*MATERIAL*:
┏━━

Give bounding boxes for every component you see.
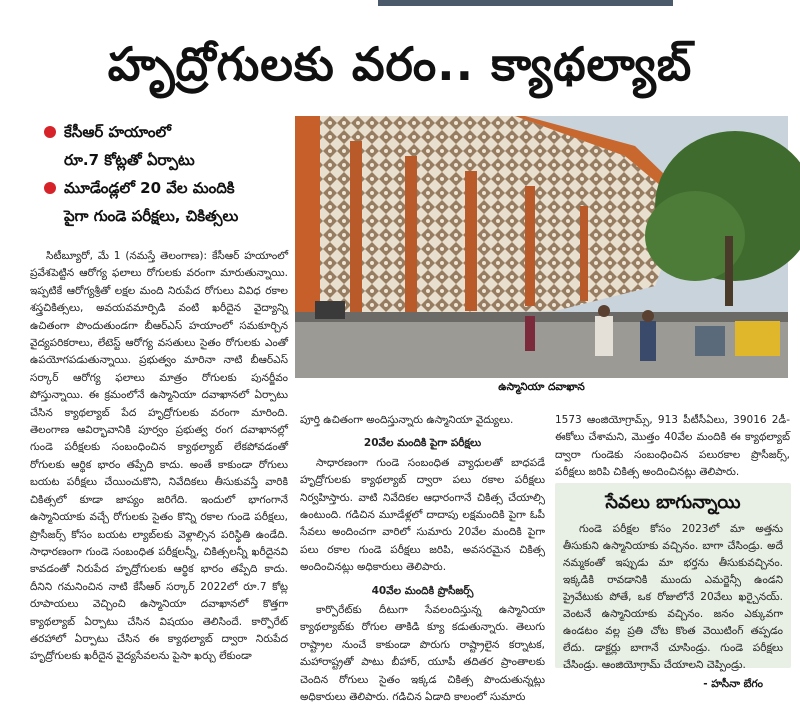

┗━━
┏━━

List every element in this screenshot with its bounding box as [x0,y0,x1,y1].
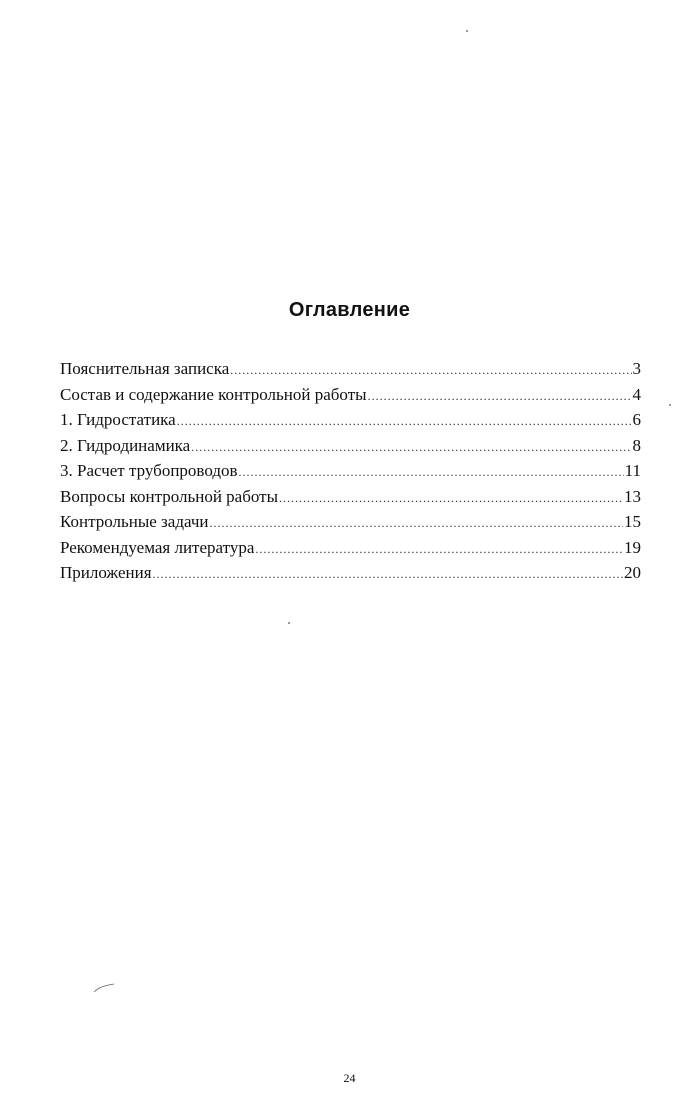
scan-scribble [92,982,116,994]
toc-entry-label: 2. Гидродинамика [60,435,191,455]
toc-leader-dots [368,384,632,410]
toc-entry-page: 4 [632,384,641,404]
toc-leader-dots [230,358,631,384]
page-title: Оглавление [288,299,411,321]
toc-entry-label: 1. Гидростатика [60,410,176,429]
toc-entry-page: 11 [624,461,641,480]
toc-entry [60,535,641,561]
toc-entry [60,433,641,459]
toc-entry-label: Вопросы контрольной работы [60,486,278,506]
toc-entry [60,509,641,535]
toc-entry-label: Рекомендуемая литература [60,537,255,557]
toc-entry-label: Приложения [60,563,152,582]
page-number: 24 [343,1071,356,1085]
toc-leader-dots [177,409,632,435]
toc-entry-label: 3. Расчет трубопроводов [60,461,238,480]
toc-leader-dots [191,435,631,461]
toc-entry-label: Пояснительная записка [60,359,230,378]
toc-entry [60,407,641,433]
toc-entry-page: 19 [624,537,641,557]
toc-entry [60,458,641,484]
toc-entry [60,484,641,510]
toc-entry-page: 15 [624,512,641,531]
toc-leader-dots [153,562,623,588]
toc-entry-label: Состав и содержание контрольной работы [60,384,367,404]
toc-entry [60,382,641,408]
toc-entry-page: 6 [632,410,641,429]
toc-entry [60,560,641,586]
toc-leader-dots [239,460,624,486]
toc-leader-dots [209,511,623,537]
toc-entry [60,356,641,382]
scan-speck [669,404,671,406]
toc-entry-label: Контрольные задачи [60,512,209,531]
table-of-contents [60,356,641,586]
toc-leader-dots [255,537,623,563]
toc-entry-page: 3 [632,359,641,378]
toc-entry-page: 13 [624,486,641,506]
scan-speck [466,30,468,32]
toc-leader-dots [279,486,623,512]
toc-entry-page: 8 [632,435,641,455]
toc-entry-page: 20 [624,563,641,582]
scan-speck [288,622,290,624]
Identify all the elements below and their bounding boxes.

┗━━

*GOAL OF THE EXERCISE*:
Copy the records above without changes, starting at the line that contains "List every element" and ending at the line that contains "page-title: Оглавление [288,299,411,321]", with both of those lines included. Omit the pictures.

*EXERCISE SOLUTION*:
List every element in this screenshot with its bounding box as [x0,y0,x1,y1].
scan-scribble [92,982,116,994]
toc-entry-label: 2. Гидродинамика [60,435,191,455]
toc-leader-dots [368,384,632,410]
toc-entry-page: 4 [632,384,641,404]
toc-leader-dots [230,358,631,384]
page-title: Оглавление [288,299,411,321]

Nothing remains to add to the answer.